Bring together all lines of the material below that contain the string "demo".
-- START --
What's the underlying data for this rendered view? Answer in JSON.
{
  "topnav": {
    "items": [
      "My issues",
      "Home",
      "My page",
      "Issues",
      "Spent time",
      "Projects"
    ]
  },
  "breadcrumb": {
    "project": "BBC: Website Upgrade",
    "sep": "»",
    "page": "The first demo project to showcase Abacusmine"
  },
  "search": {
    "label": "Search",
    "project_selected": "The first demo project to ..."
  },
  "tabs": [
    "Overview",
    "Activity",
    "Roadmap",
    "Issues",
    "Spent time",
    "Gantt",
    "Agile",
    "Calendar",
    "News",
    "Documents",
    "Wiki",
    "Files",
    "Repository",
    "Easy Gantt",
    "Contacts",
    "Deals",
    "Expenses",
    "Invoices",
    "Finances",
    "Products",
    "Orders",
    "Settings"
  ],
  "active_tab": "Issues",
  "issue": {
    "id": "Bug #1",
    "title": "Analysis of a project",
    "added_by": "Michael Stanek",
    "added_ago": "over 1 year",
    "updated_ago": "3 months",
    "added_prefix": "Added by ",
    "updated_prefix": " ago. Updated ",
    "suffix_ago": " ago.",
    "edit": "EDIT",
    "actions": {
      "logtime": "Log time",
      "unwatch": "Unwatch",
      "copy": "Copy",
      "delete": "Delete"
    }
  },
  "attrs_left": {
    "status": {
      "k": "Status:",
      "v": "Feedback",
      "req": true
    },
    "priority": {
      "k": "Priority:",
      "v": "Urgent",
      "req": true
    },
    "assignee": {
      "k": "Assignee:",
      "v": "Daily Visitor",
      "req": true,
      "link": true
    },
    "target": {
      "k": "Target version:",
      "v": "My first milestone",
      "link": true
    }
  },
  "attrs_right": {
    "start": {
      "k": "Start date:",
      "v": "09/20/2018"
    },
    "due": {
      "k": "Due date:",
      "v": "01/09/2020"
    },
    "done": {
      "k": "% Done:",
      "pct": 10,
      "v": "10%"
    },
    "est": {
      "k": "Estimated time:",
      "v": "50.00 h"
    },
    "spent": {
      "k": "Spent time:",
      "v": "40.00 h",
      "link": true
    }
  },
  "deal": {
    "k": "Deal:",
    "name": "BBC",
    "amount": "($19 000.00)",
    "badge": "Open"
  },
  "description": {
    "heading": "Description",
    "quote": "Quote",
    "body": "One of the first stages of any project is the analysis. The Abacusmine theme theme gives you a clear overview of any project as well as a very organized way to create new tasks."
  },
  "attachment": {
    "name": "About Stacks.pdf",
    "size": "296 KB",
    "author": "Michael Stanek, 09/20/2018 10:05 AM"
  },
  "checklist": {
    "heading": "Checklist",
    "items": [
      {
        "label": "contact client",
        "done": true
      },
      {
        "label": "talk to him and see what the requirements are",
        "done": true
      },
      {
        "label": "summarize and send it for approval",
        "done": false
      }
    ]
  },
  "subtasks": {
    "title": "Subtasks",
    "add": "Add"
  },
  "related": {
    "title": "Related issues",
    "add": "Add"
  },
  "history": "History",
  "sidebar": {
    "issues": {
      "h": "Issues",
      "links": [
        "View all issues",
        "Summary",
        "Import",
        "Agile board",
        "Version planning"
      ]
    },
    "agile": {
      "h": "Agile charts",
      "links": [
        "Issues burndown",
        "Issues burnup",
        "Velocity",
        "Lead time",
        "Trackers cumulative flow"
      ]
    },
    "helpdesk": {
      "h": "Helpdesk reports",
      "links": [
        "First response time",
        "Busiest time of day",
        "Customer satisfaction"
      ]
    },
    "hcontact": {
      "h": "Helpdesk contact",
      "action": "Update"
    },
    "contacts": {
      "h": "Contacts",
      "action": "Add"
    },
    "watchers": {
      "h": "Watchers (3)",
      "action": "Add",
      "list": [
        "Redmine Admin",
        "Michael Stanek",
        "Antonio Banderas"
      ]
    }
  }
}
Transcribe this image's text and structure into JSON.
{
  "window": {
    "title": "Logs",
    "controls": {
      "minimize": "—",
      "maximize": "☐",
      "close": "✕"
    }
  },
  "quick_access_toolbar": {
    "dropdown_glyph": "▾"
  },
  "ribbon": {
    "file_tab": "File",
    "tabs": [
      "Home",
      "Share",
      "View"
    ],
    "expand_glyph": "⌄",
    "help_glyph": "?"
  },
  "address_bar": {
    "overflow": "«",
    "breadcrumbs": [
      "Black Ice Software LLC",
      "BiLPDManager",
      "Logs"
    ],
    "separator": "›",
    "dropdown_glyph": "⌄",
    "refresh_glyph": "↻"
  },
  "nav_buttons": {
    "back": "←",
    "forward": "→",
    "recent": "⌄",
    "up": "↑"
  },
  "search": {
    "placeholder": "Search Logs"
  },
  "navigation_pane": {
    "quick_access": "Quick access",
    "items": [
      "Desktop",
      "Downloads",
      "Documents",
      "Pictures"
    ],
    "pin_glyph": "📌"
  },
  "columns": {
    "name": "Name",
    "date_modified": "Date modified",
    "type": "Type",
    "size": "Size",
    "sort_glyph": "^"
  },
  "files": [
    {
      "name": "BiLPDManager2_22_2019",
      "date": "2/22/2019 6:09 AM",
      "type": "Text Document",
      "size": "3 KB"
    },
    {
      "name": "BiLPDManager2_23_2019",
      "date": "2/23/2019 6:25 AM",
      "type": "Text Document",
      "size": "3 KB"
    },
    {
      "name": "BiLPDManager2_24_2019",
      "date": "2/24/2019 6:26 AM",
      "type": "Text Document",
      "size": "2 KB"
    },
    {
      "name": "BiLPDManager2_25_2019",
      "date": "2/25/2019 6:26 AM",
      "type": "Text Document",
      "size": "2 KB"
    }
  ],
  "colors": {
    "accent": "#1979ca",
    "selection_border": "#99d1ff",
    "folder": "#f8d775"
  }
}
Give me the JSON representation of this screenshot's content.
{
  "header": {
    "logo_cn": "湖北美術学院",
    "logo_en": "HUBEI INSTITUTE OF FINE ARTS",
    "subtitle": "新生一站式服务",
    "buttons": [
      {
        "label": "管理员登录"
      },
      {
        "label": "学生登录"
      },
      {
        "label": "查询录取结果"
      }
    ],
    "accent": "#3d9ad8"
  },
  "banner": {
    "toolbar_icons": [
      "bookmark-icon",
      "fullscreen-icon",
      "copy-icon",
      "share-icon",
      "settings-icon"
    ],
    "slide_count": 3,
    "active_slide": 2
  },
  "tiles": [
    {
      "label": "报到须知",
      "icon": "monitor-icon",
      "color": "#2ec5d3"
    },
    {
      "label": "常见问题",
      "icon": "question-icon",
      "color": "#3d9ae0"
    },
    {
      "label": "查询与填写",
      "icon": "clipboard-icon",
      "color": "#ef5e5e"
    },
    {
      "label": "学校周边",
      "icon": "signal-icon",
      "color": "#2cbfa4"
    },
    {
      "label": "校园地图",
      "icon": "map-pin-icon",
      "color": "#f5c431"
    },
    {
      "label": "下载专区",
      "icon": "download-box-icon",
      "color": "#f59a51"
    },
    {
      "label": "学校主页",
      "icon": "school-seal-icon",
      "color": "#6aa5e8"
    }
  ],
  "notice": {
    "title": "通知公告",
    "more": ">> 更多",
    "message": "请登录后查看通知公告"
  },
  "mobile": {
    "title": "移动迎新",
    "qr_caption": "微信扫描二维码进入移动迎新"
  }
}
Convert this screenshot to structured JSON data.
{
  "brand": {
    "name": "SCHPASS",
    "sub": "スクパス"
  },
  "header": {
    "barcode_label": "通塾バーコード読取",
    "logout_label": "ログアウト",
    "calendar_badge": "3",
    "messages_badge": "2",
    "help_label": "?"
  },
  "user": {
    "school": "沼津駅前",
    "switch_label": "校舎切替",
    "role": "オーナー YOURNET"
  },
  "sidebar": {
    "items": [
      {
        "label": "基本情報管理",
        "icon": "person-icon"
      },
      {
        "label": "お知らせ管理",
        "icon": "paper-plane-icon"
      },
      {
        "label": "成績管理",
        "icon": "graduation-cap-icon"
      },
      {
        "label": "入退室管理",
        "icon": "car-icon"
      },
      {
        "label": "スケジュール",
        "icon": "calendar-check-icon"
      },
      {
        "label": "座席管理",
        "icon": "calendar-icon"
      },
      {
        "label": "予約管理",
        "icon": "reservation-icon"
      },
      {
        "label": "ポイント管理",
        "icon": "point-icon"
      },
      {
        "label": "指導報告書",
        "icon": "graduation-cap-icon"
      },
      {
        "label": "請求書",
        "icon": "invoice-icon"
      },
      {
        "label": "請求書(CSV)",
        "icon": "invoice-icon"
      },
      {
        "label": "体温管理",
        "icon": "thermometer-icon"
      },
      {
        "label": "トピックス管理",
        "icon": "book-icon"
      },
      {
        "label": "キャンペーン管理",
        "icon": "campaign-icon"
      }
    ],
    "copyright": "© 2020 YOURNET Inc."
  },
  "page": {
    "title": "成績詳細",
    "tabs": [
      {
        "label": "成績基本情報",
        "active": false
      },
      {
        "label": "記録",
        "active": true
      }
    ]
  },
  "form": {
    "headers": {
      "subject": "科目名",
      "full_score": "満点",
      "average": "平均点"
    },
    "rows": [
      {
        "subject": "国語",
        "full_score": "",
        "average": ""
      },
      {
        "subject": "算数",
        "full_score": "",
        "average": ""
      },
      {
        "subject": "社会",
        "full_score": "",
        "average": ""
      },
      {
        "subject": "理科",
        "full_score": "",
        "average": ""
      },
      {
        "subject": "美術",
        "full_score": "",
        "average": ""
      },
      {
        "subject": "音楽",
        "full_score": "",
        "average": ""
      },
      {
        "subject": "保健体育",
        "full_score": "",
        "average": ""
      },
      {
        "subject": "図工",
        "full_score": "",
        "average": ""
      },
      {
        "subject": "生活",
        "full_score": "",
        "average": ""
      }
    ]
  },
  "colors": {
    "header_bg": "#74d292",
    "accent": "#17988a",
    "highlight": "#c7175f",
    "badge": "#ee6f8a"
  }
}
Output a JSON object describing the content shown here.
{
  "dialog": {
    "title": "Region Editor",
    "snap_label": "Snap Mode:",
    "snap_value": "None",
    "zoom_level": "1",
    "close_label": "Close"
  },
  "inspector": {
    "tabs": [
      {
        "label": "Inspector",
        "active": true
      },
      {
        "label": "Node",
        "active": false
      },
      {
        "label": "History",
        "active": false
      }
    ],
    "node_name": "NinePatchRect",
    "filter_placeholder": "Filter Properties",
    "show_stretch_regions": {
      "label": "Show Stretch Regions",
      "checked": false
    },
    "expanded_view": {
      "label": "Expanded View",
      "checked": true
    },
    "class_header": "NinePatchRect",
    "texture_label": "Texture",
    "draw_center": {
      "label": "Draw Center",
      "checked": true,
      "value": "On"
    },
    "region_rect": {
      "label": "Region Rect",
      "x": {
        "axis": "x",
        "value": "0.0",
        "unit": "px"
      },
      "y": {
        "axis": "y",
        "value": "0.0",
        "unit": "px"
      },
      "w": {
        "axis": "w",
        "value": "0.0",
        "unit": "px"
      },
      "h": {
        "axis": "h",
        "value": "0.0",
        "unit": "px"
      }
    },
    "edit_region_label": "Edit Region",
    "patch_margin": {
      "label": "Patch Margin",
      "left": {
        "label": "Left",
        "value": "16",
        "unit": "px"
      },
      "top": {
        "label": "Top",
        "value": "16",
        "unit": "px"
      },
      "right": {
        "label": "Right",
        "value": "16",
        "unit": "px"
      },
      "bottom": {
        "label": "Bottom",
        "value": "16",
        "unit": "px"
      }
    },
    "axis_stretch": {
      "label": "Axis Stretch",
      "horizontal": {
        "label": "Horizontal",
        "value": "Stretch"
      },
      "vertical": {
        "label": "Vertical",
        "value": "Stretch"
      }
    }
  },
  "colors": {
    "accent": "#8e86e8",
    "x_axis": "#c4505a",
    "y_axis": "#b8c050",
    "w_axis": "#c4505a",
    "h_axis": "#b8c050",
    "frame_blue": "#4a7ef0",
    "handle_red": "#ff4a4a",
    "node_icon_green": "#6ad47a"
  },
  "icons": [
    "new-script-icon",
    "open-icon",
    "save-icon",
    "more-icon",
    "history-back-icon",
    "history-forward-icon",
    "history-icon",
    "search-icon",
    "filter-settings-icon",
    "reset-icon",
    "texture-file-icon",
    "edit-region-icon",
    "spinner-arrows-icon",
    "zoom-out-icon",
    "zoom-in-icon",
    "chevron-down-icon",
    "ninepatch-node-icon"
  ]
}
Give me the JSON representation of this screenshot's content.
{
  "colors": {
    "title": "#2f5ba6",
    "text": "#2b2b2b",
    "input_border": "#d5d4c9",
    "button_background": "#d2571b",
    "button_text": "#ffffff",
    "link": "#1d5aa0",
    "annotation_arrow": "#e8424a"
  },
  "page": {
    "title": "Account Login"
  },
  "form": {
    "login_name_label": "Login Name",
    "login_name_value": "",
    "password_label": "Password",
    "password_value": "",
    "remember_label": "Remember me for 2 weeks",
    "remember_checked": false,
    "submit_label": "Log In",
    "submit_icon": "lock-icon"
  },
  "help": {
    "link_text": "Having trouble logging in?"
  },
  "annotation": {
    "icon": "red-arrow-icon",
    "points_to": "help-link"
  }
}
-- END --
**OUTPUT OF THE TASK:**
    "page": "The first demo project to showcase Abacusmine"
    "project_selected": "The first demo project to ..."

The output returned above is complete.